* _PROMPT_
Please reproduce, character for character, the part of the records that opens with the line containing "to-row: To: (129, 79, 650, 110)" and closes with the line containing "subject-row: Subject: Looking", including both of those lines.

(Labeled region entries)
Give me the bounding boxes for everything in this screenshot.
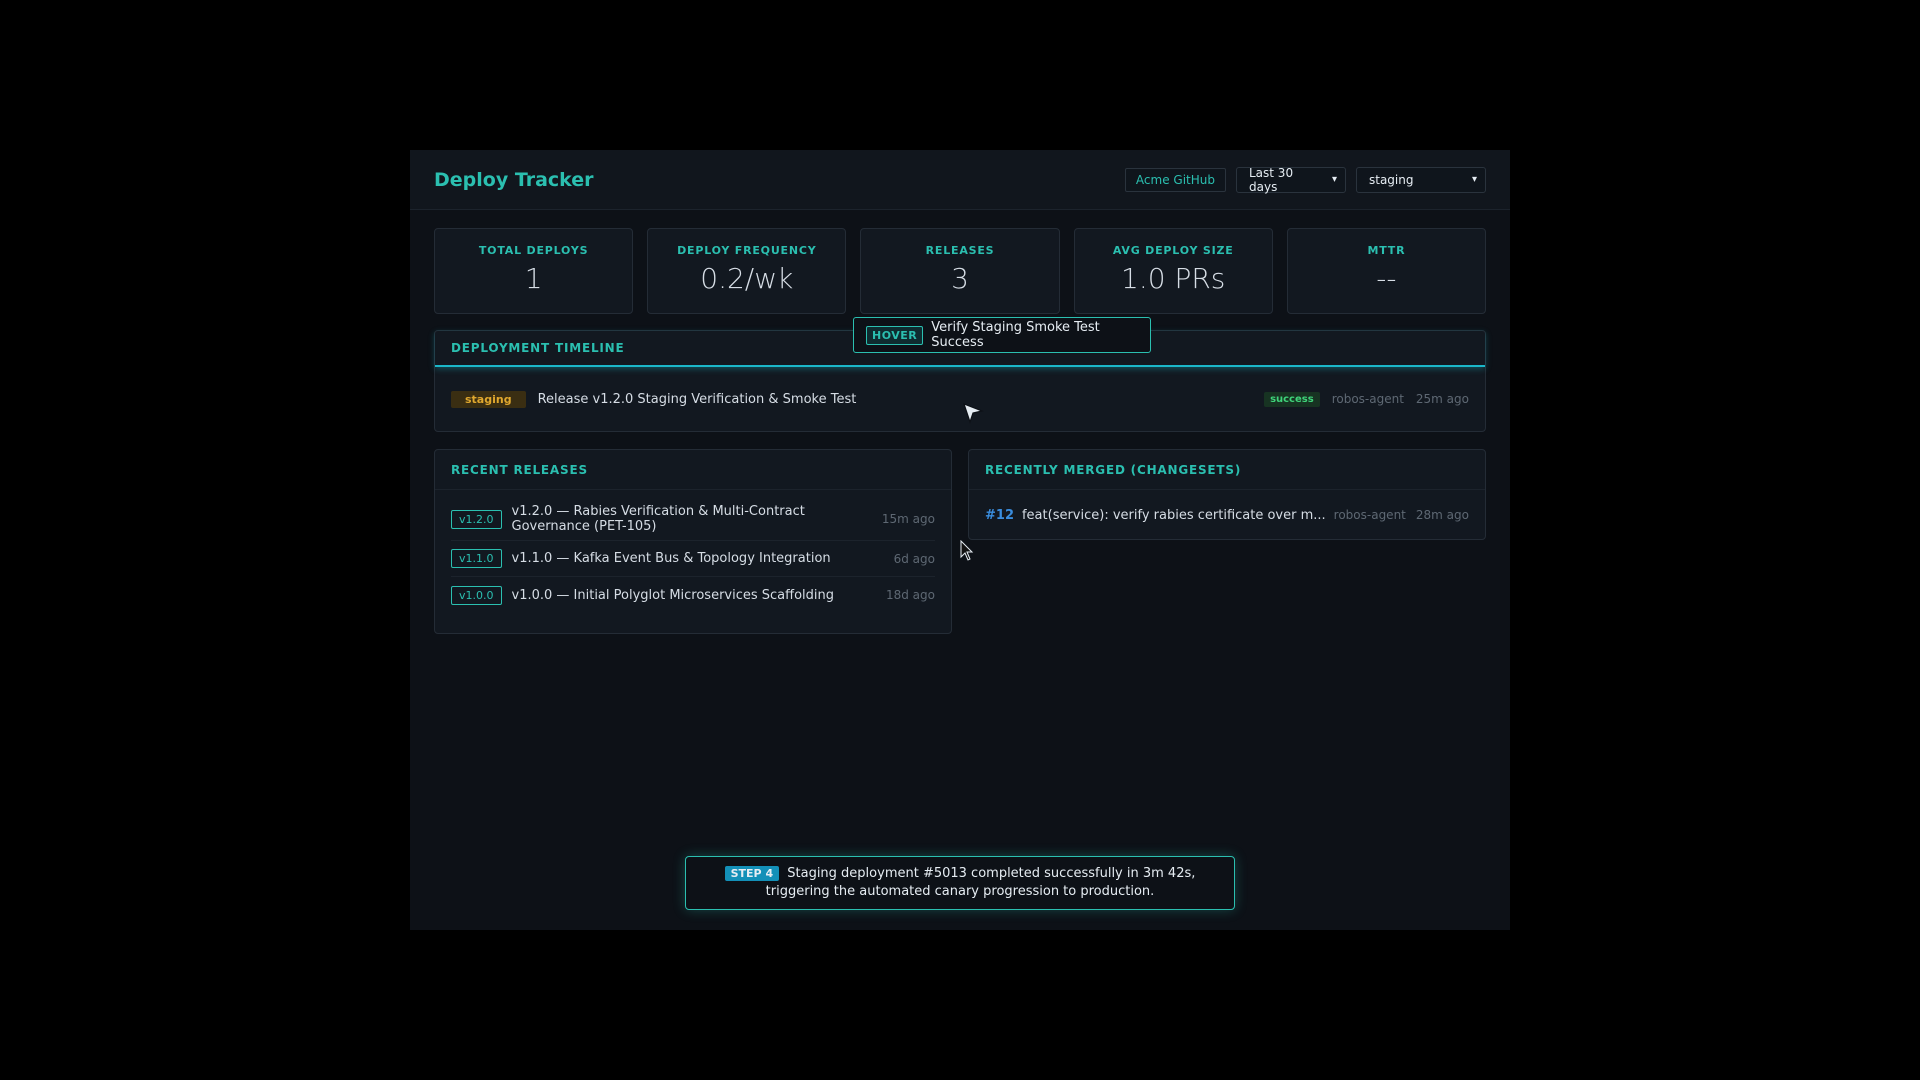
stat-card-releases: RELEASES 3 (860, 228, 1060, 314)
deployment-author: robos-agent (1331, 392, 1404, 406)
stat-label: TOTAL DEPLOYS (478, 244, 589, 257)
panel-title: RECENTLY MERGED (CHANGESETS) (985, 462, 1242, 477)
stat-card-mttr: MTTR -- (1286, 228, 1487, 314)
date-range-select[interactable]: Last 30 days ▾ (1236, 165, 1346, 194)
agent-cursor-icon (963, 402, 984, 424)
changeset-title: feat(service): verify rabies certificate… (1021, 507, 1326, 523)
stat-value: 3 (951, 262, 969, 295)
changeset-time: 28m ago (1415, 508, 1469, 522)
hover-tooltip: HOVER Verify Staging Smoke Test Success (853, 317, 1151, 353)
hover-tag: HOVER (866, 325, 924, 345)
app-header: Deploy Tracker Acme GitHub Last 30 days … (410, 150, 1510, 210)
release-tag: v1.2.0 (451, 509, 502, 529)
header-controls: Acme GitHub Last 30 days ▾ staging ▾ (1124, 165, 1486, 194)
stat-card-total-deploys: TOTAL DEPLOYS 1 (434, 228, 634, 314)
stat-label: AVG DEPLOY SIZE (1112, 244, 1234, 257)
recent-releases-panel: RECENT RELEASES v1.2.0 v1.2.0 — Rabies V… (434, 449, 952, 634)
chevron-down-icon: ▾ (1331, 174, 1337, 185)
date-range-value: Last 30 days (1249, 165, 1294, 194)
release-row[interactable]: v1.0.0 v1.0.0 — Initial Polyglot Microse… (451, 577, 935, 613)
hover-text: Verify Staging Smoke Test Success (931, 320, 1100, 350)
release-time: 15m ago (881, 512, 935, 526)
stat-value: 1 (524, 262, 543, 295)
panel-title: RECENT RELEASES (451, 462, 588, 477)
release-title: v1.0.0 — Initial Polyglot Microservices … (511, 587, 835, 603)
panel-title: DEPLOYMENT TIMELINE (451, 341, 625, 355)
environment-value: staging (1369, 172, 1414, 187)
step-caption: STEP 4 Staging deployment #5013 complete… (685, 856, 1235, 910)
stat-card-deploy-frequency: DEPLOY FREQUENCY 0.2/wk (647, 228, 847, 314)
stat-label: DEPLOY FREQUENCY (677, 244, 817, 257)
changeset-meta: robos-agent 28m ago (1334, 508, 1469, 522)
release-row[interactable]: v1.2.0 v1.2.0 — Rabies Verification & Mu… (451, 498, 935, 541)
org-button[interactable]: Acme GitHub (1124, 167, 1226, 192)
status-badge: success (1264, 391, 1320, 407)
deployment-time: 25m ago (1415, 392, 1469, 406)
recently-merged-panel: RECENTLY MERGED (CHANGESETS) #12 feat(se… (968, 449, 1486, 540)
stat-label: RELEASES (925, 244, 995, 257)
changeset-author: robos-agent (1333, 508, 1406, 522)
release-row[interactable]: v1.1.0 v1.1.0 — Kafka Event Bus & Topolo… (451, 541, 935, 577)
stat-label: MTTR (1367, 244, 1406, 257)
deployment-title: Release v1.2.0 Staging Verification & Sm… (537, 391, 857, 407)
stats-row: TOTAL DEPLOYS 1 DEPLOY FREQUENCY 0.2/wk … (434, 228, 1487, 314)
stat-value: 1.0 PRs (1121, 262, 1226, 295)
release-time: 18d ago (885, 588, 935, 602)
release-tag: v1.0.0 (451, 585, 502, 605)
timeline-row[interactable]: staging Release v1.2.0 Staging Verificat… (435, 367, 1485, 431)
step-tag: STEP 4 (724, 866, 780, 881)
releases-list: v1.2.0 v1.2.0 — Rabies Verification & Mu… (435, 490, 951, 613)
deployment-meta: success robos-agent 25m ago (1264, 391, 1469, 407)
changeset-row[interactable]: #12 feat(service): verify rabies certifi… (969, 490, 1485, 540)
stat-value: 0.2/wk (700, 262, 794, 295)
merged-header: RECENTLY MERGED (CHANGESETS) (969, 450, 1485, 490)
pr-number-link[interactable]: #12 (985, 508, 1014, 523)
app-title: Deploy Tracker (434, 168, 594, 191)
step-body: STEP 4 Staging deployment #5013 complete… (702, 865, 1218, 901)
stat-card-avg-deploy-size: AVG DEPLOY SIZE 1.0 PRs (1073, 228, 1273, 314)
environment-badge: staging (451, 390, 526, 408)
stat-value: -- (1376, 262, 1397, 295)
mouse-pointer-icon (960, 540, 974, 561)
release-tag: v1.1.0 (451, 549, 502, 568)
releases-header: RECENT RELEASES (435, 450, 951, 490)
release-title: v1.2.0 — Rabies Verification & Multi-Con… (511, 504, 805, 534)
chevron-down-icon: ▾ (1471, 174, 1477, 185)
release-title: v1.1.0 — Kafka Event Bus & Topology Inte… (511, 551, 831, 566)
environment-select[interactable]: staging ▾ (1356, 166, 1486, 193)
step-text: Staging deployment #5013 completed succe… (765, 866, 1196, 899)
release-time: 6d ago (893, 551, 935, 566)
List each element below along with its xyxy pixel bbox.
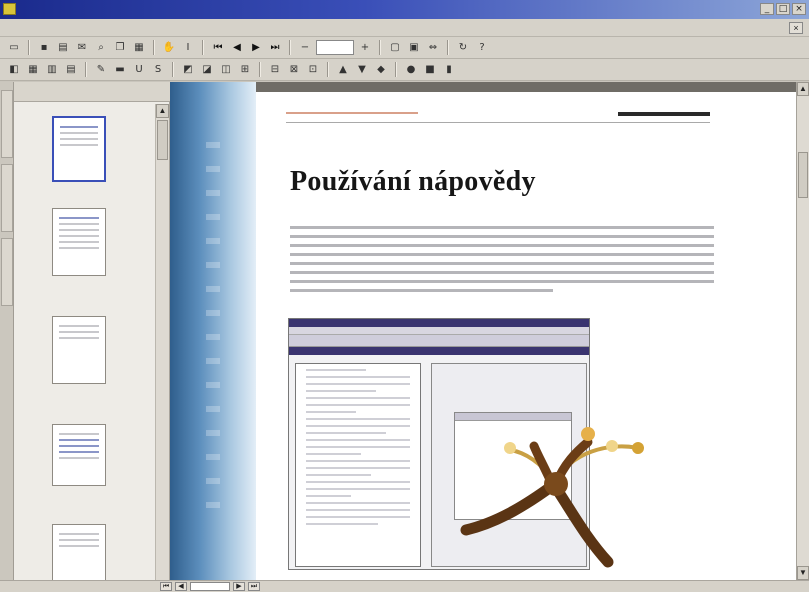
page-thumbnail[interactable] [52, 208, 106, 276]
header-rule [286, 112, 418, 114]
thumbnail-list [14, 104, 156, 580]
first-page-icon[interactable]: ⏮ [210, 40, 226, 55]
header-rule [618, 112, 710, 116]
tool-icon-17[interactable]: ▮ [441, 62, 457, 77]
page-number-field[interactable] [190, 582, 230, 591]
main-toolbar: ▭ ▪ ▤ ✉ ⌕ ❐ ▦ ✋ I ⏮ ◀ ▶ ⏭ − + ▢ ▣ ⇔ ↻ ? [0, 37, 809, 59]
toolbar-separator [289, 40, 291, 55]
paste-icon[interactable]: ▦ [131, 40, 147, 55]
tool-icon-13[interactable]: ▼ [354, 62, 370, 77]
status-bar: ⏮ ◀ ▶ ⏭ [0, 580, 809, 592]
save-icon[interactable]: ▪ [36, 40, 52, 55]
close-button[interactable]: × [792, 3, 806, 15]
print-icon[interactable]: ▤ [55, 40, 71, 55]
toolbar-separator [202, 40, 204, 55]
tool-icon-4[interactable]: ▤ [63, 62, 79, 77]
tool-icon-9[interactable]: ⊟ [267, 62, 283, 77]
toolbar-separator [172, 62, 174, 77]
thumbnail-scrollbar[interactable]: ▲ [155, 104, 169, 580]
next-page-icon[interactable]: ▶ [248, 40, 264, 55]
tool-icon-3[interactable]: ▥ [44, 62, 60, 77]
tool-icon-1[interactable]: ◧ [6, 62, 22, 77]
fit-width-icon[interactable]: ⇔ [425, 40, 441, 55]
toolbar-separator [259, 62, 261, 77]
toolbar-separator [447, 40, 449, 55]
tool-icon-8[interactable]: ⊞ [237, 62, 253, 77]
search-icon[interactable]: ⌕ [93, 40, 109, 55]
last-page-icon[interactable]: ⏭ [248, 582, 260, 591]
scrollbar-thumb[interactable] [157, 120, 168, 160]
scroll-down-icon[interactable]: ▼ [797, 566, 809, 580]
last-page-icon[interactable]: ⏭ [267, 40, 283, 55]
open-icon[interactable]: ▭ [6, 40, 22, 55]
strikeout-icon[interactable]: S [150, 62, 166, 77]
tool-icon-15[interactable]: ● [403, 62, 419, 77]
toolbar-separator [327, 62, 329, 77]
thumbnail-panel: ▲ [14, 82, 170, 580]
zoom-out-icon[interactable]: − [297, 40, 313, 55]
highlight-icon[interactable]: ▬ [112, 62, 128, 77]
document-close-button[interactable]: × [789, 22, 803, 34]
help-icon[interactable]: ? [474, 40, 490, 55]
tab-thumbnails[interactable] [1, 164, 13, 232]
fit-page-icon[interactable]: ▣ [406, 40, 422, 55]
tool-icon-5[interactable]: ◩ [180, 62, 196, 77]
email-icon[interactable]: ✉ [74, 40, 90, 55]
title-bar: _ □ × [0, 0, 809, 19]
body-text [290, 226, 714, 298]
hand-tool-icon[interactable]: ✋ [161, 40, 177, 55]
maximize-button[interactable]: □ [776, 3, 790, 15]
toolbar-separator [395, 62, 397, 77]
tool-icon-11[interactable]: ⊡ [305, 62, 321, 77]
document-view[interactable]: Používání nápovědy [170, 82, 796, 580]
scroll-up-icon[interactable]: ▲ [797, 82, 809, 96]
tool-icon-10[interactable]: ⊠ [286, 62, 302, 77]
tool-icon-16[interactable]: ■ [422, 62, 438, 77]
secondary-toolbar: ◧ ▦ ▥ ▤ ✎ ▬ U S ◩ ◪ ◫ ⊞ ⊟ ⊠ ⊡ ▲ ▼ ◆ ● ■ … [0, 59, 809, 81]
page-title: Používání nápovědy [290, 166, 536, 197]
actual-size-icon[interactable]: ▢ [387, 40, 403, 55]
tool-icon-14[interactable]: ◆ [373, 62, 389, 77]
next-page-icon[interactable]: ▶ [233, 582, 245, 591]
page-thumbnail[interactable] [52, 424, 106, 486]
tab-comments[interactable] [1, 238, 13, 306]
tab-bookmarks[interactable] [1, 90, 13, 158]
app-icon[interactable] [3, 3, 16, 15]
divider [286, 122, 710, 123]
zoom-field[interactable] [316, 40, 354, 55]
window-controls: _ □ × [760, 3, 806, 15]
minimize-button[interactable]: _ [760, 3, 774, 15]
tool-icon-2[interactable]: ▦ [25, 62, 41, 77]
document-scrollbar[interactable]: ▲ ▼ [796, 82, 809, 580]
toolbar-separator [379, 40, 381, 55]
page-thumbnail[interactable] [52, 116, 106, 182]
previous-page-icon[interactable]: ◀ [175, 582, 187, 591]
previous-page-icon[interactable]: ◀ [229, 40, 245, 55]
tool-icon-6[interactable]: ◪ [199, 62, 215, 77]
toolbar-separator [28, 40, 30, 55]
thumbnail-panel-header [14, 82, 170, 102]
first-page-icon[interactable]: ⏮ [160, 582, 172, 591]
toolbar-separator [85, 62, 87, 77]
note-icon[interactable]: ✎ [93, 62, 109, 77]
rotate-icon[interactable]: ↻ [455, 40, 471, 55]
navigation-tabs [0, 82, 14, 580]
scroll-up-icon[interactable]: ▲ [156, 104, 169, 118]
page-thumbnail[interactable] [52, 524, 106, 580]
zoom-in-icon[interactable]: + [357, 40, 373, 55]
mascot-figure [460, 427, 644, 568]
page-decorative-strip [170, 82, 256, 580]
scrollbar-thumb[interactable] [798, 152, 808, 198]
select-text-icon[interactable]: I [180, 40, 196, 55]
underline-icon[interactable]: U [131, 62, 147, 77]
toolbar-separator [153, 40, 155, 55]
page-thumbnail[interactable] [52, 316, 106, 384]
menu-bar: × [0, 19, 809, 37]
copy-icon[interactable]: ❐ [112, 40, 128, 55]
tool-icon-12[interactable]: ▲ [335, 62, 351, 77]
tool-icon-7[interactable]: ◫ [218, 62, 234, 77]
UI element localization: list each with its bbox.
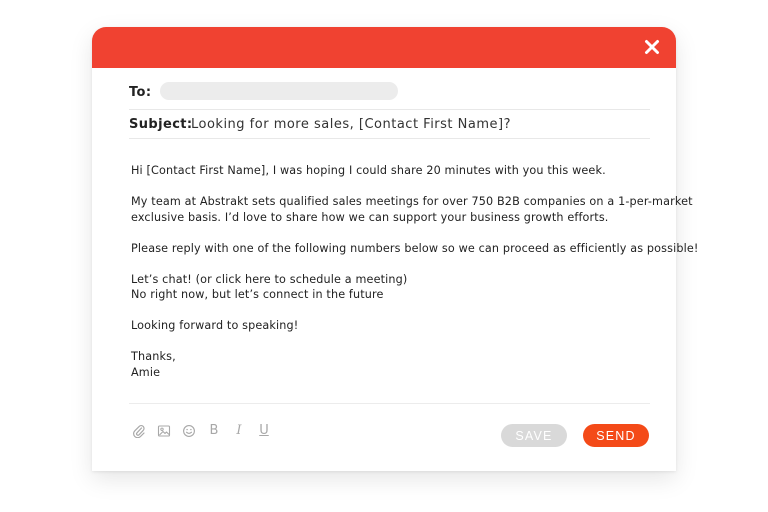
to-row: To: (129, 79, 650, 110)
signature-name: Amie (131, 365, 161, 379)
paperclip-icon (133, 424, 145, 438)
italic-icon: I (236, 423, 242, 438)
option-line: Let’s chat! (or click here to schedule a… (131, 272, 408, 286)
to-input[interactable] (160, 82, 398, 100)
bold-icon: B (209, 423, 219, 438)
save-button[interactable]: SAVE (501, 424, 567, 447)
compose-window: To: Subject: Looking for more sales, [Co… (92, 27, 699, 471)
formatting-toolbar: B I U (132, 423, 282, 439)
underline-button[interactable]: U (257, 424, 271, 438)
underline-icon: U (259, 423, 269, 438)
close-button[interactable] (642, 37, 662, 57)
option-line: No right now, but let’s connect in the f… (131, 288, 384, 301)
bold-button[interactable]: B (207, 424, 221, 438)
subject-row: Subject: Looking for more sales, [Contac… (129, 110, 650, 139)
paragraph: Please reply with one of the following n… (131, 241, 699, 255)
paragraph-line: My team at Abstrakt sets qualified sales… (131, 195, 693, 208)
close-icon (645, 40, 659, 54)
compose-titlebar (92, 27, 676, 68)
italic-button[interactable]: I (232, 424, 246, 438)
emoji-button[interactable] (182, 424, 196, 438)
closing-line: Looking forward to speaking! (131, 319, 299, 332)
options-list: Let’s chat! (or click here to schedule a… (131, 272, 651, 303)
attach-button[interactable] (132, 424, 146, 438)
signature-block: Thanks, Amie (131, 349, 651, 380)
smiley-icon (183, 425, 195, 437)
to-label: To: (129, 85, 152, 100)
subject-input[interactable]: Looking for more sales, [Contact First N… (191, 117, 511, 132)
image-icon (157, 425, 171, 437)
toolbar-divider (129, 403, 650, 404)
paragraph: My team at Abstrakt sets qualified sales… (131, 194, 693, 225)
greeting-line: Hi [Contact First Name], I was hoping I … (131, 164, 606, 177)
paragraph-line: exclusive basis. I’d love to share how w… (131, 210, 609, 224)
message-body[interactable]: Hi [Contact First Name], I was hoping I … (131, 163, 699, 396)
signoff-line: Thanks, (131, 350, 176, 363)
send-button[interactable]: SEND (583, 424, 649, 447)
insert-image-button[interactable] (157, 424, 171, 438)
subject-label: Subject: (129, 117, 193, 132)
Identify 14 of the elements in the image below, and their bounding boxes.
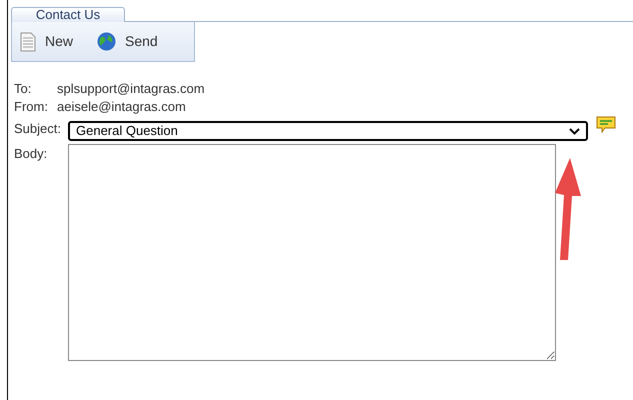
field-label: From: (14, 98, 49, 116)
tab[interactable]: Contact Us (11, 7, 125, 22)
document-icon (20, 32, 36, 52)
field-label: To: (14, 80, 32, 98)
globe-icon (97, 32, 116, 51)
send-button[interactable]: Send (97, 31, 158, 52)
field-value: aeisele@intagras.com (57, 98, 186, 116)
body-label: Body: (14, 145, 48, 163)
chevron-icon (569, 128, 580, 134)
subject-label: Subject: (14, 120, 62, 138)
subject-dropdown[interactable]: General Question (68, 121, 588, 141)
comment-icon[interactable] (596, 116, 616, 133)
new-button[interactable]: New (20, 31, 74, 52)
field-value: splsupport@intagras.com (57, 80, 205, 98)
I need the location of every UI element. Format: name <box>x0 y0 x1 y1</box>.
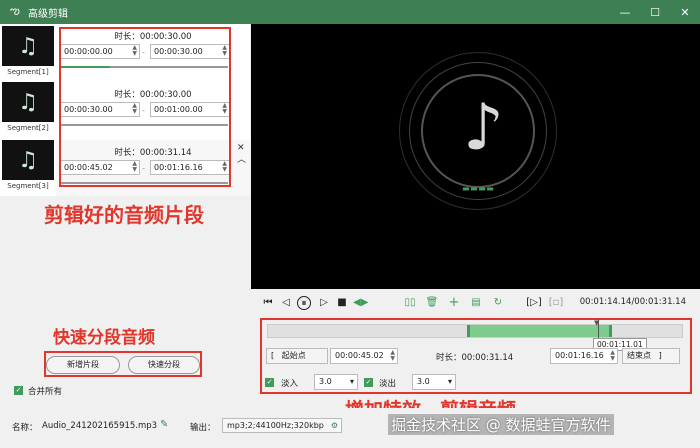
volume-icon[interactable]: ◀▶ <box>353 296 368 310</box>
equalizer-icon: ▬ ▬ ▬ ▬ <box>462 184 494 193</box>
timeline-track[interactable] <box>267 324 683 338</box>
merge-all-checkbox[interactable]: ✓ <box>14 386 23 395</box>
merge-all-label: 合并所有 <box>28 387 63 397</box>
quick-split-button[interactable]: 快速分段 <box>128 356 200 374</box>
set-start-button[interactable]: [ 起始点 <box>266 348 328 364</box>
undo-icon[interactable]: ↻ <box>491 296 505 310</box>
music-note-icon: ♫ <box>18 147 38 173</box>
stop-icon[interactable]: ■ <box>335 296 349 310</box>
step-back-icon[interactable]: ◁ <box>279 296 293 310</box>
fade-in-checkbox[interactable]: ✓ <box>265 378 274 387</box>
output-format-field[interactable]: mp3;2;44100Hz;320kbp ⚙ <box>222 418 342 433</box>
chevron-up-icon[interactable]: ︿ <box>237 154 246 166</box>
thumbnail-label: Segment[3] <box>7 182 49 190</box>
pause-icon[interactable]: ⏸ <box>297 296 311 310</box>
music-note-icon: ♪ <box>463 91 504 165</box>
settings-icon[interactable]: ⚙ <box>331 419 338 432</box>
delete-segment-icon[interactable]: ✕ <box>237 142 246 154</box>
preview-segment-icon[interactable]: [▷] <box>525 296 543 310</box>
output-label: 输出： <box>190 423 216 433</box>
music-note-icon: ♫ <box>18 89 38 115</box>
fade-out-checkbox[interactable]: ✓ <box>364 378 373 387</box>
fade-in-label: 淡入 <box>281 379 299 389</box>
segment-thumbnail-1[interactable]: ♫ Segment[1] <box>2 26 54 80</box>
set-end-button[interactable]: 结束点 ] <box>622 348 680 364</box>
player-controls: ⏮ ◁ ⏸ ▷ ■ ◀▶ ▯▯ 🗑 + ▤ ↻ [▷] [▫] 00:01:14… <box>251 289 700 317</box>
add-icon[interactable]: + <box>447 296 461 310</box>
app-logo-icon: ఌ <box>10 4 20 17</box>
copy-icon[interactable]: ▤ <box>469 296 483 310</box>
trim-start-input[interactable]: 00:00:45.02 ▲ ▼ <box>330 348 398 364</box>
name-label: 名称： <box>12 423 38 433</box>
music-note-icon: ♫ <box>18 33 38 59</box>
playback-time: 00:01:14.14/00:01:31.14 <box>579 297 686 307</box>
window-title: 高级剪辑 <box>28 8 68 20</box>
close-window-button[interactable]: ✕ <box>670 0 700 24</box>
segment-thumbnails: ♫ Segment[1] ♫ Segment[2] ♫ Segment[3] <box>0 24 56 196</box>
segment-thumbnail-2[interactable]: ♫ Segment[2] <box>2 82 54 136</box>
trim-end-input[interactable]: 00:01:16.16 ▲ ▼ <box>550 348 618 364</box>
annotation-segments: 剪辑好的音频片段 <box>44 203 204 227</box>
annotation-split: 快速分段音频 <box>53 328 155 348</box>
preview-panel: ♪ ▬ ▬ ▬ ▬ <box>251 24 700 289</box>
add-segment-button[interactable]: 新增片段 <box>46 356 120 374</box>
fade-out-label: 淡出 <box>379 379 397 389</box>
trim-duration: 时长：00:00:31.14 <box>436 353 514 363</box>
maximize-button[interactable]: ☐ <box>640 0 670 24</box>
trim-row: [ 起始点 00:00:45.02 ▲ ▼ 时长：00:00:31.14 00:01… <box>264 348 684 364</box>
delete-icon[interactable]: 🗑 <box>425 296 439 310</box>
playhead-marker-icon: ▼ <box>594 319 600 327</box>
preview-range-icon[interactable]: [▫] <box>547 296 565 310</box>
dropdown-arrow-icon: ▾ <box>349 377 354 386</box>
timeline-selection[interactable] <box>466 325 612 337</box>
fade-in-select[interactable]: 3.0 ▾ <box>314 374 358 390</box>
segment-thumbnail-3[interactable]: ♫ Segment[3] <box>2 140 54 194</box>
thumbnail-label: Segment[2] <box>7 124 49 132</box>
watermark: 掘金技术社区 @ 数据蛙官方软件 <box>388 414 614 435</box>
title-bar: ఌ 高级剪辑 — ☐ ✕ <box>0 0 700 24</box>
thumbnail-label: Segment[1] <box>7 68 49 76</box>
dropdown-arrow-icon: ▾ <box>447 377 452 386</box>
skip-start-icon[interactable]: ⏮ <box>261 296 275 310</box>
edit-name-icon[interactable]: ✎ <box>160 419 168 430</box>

* _RESPONSE BELOW_
to-row: To: (129, 79, 650, 110)
signature-name: Amie (131, 365, 161, 379)
paperclip-icon (133, 424, 145, 438)
italic-icon: I (236, 423, 242, 438)
option-line: Let’s chat! (or click here to schedule a… (131, 272, 408, 286)
to-input[interactable] (160, 82, 398, 100)
bold-icon: B (209, 423, 219, 438)
save-button[interactable]: SAVE (501, 424, 567, 447)
compose-window: To: Subject: Looking for more sales, [Co… (92, 27, 699, 471)
formatting-toolbar: B I U (132, 423, 282, 439)
underline-button[interactable]: U (257, 424, 271, 438)
underline-icon: U (259, 423, 269, 438)
close-button[interactable] (642, 37, 662, 57)
option-line: No right now, but let’s connect in the f… (131, 288, 384, 301)
bold-button[interactable]: B (207, 424, 221, 438)
subject-row: Subject: Looking for more sales, [Contac… (129, 110, 650, 139)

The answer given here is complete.